* _The problem_
Copy each of the entries below faithfully, setting aside any pictures.

* _Records supplied_
══════════════════════════════

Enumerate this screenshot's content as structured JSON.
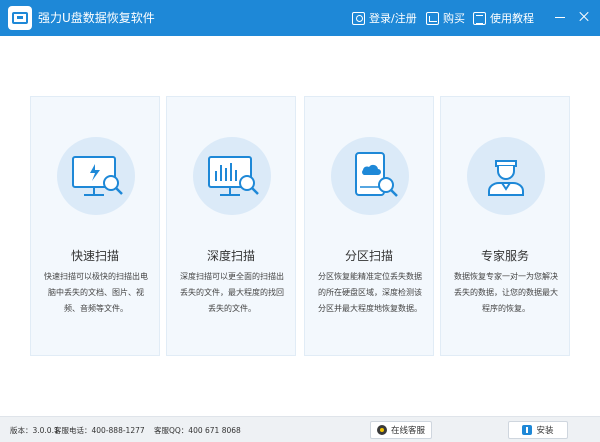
{
  "app": {
    "title": "强力U盘数据恢复软件"
  },
  "header": {
    "login_label": "登录/注册",
    "buy_label": "购买",
    "tutorial_label": "使用教程"
  },
  "cards": [
    {
      "title": "快速扫描",
      "description": "快速扫描可以极快的扫描出电脑中丢失的文档、图片、视频、音频等文件。",
      "icon": "monitor-search-icon"
    },
    {
      "title": "深度扫描",
      "description": "深度扫描可以更全面的扫描出丢失的文件，最大程度的找回丢失的文件。",
      "icon": "chart-search-icon"
    },
    {
      "title": "分区扫描",
      "description": "分区恢复能精准定位丢失数据的所在硬盘区域，深度检测该分区并最大程度地恢复数据。",
      "icon": "disk-search-icon"
    },
    {
      "title": "专家服务",
      "description": "数据恢复专家一对一为您解决丢失的数据，让您的数据最大程序的恢复。",
      "icon": "expert-icon"
    }
  ],
  "footer": {
    "version": "版本：3.0.0.1",
    "phone": "客服电话：400-888-1277",
    "qq": "客服QQ：400 671 8068",
    "service_label": "在线客服",
    "install_label": "安装"
  },
  "colors": {
    "accent": "#1e88d7",
    "card_bg": "#f3f8fd",
    "icon_circle": "#dbeaf8"
  }
}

══════════════════════════════

* _Written answer_
Enumerate this screenshot's content as structured JSON.
{
  "app": {
    "title": "强力U盘数据恢复软件"
  },
  "header": {
    "login_label": "登录/注册",
    "buy_label": "购买",
    "tutorial_label": "使用教程"
  },
  "cards": [
    {
      "title": "快速扫描",
      "description": "快速扫描可以极快的扫描出电脑中丢失的文档、图片、视频、音频等文件。",
      "icon": "monitor-search-icon"
    },
    {
      "title": "深度扫描",
      "description": "深度扫描可以更全面的扫描出丢失的文件，最大程度的找回丢失的文件。",
      "icon": "chart-search-icon"
    },
    {
      "title": "分区扫描",
      "description": "分区恢复能精准定位丢失数据的所在硬盘区域，深度检测该分区并最大程度地恢复数据。",
      "icon": "disk-search-icon"
    },
    {
      "title": "专家服务",
      "description": "数据恢复专家一对一为您解决丢失的数据，让您的数据最大程序的恢复。",
      "icon": "expert-icon"
    }
  ],
  "footer": {
    "version": "版本：3.0.0.1",
    "phone": "客服电话：400-888-1277",
    "qq": "客服QQ：400 671 8068",
    "service_label": "在线客服",
    "install_label": "安装"
  },
  "colors": {
    "accent": "#1e88d7",
    "card_bg": "#f3f8fd",
    "icon_circle": "#dbeaf8"
  }
}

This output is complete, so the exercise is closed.